## Aim of the task
Revise the entries from the line with "cell-managerid[interactable]: 2: [1032, 161, 1260, 196]" to the line with "cell-grade[interactable]: 2: [1804, 575, 1974, 610]", replacing "cell-entrydate" with "cell-hiredate" and changing nothing else. Give only those lines.

## Provided material
※ ※ ※
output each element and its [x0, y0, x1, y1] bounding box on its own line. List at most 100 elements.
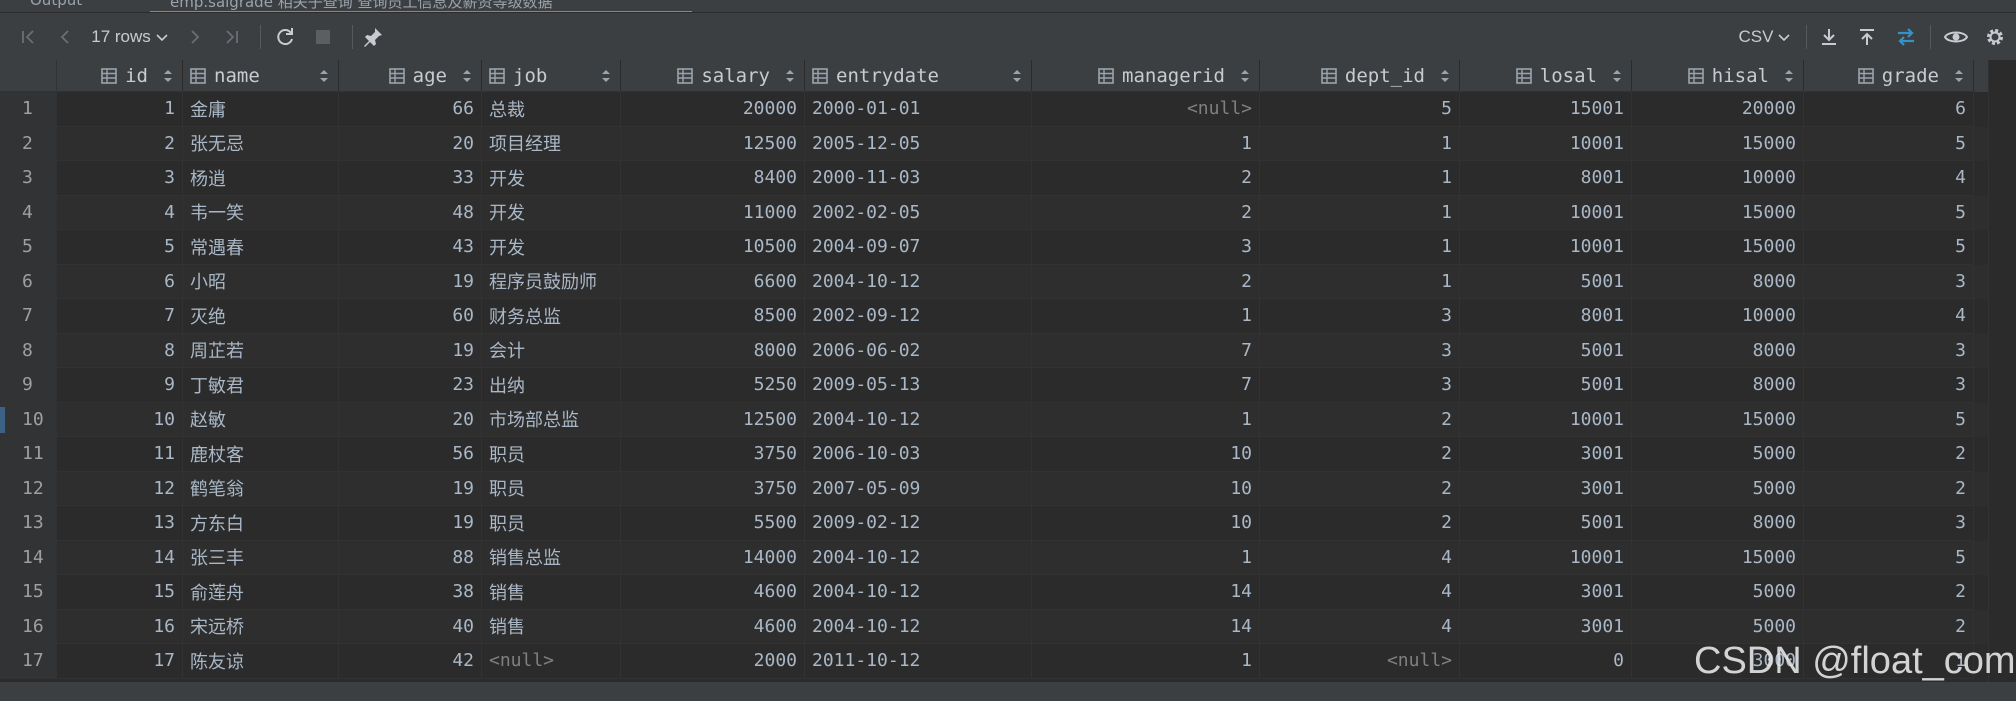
cell-managerid[interactable]: 2: [1032, 161, 1260, 196]
cell-job[interactable]: 财务总监: [482, 299, 621, 334]
cell-dept-id[interactable]: 2: [1260, 471, 1460, 506]
column-header-managerid[interactable]: managerid: [1032, 60, 1260, 92]
sort-icon[interactable]: [1612, 68, 1622, 84]
cell-id[interactable]: 8: [57, 333, 183, 368]
cell-managerid[interactable]: 1: [1032, 299, 1260, 334]
cell-grade[interactable]: 5: [1804, 230, 1974, 265]
cell-losal[interactable]: 10001: [1460, 126, 1632, 161]
cell-dept-id[interactable]: 5: [1260, 92, 1460, 127]
cell-entrydate[interactable]: 2007-05-09: [805, 471, 1032, 506]
cell-entrydate[interactable]: 2000-11-03: [805, 161, 1032, 196]
cell-losal[interactable]: 10001: [1460, 195, 1632, 230]
cell-grade[interactable]: 2: [1804, 575, 1974, 610]
table-row[interactable]: 9 9 丁敏君 23 出纳 5250 2009-05-13 7 3 5001 8000 3: [0, 368, 1988, 403]
cell-id[interactable]: 16: [57, 609, 183, 644]
cell-job[interactable]: 销售: [482, 575, 621, 610]
cell-age[interactable]: 19: [339, 264, 482, 299]
sort-icon[interactable]: [319, 68, 329, 84]
sort-icon[interactable]: [163, 68, 173, 84]
cell-salary[interactable]: 3750: [621, 471, 805, 506]
table-row[interactable]: 3 3 杨逍 33 开发 8400 2000-11-03 2 1 8001 10000 4: [0, 161, 1988, 196]
sort-icon[interactable]: [785, 68, 795, 84]
cell-losal[interactable]: 8001: [1460, 161, 1632, 196]
cell-hisal[interactable]: 8000: [1632, 264, 1804, 299]
cell-salary[interactable]: 20000: [621, 92, 805, 127]
export-format-dropdown[interactable]: CSV: [1734, 13, 1796, 60]
cell-name[interactable]: 金庸: [183, 92, 339, 127]
cell-managerid[interactable]: 3: [1032, 230, 1260, 265]
cell-name[interactable]: 张无忌: [183, 126, 339, 161]
cell-id[interactable]: 1: [57, 92, 183, 127]
cell-grade[interactable]: 3: [1804, 506, 1974, 541]
cell-age[interactable]: 43: [339, 230, 482, 265]
cell-job[interactable]: 职员: [482, 506, 621, 541]
cell-entrydate[interactable]: 2006-06-02: [805, 333, 1032, 368]
cell-managerid[interactable]: <null>: [1032, 92, 1260, 127]
cell-job[interactable]: 销售: [482, 609, 621, 644]
column-header-name[interactable]: name: [183, 60, 339, 92]
sort-icon[interactable]: [601, 68, 611, 84]
cell-hisal[interactable]: 15000: [1632, 195, 1804, 230]
row-number[interactable]: 8: [0, 333, 57, 368]
cell-entrydate[interactable]: 2004-10-12: [805, 402, 1032, 437]
cell-losal[interactable]: 3001: [1460, 471, 1632, 506]
cell-entrydate[interactable]: 2006-10-03: [805, 437, 1032, 472]
row-number[interactable]: 7: [0, 299, 57, 334]
cell-dept-id[interactable]: 3: [1260, 299, 1460, 334]
table-row[interactable]: 7 7 灭绝 60 财务总监 8500 2002-09-12 1 3 8001 10000 4: [0, 299, 1988, 334]
table-row[interactable]: 17 17 陈友谅 42 <null> 2000 2011-10-12 1 <null> 0 300…: [0, 644, 1988, 679]
cell-name[interactable]: 灭绝: [183, 299, 339, 334]
cell-grade[interactable]: 6: [1804, 92, 1974, 127]
cell-managerid[interactable]: 7: [1032, 333, 1260, 368]
table-row[interactable]: 13 13 方东白 19 职员 5500 2009-02-12 10 2 5001 8000 3: [0, 506, 1988, 541]
cell-hisal[interactable]: 15000: [1632, 126, 1804, 161]
cell-grade[interactable]: 3: [1804, 368, 1974, 403]
cell-age[interactable]: 20: [339, 126, 482, 161]
cell-age[interactable]: 60: [339, 299, 482, 334]
table-row[interactable]: 6 6 小昭 19 程序员鼓励师 6600 2004-10-12 2 1 5001 8000 3: [0, 264, 1988, 299]
cell-name[interactable]: 陈友谅: [183, 644, 339, 679]
cell-name[interactable]: 小昭: [183, 264, 339, 299]
column-header-age[interactable]: age: [339, 60, 482, 92]
cell-grade[interactable]: 2: [1804, 437, 1974, 472]
cell-name[interactable]: 鹤笔翁: [183, 471, 339, 506]
cell-name[interactable]: 丁敏君: [183, 368, 339, 403]
cell-entrydate[interactable]: 2004-10-12: [805, 264, 1032, 299]
cell-hisal[interactable]: 8000: [1632, 333, 1804, 368]
row-number[interactable]: 9: [0, 368, 57, 403]
cell-job[interactable]: 开发: [482, 195, 621, 230]
column-header-losal[interactable]: losal: [1460, 60, 1632, 92]
cell-entrydate[interactable]: 2004-10-12: [805, 540, 1032, 575]
cell-age[interactable]: 19: [339, 333, 482, 368]
cell-name[interactable]: 鹿杖客: [183, 437, 339, 472]
row-number[interactable]: 4: [0, 195, 57, 230]
cell-hisal[interactable]: 5000: [1632, 471, 1804, 506]
table-row[interactable]: 11 11 鹿杖客 56 职员 3750 2006-10-03 10 2 3001 5000 2: [0, 437, 1988, 472]
cell-entrydate[interactable]: 2004-09-07: [805, 230, 1032, 265]
cell-name[interactable]: 韦一笑: [183, 195, 339, 230]
cell-dept-id[interactable]: 4: [1260, 609, 1460, 644]
cell-entrydate[interactable]: 2002-09-12: [805, 299, 1032, 334]
cell-dept-id[interactable]: 1: [1260, 161, 1460, 196]
cell-dept-id[interactable]: 1: [1260, 126, 1460, 161]
pin-tab-button[interactable]: [358, 13, 388, 60]
table-row[interactable]: 1 1 金庸 66 总裁 20000 2000-01-01 <null> 5 15001 20000…: [0, 92, 1988, 127]
cell-id[interactable]: 11: [57, 437, 183, 472]
cell-grade[interactable]: 5: [1804, 540, 1974, 575]
cell-dept-id[interactable]: 2: [1260, 437, 1460, 472]
settings-button[interactable]: [1978, 13, 2012, 60]
cell-hisal[interactable]: 10000: [1632, 161, 1804, 196]
cell-salary[interactable]: 8500: [621, 299, 805, 334]
cell-salary[interactable]: 5250: [621, 368, 805, 403]
cell-losal[interactable]: 10001: [1460, 540, 1632, 575]
cell-hisal[interactable]: 20000: [1632, 92, 1804, 127]
column-header-job[interactable]: job: [482, 60, 621, 92]
cell-losal[interactable]: 8001: [1460, 299, 1632, 334]
cell-entrydate[interactable]: 2005-12-05: [805, 126, 1032, 161]
cell-dept-id[interactable]: 4: [1260, 540, 1460, 575]
table-row[interactable]: 16 16 宋远桥 40 销售 4600 2004-10-12 14 4 3001 5000 2: [0, 609, 1988, 644]
cell-entrydate[interactable]: 2009-05-13: [805, 368, 1032, 403]
cell-dept-id[interactable]: 2: [1260, 506, 1460, 541]
cell-hisal[interactable]: 15000: [1632, 230, 1804, 265]
cell-managerid[interactable]: 1: [1032, 402, 1260, 437]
※ ※ ※
## Written answer
cell-managerid[interactable]: 2: [1032, 161, 1260, 196]
cell-job[interactable]: 财务总监: [482, 299, 621, 334]
cell-dept-id[interactable]: 2: [1260, 471, 1460, 506]
column-header-managerid[interactable]: managerid: [1032, 60, 1260, 92]
sort-icon[interactable]: [1612, 68, 1622, 84]
cell-id[interactable]: 8: [57, 333, 183, 368]
cell-managerid[interactable]: 1: [1032, 299, 1260, 334]
cell-grade[interactable]: 5: [1804, 230, 1974, 265]
cell-losal[interactable]: 10001: [1460, 126, 1632, 161]
cell-dept-id[interactable]: 5: [1260, 92, 1460, 127]
cell-hiredate[interactable]: 2007-05-09: [805, 471, 1032, 506]
cell-hiredate[interactable]: 2000-11-03: [805, 161, 1032, 196]
cell-losal[interactable]: 10001: [1460, 195, 1632, 230]
cell-grade[interactable]: 2: [1804, 575, 1974, 610]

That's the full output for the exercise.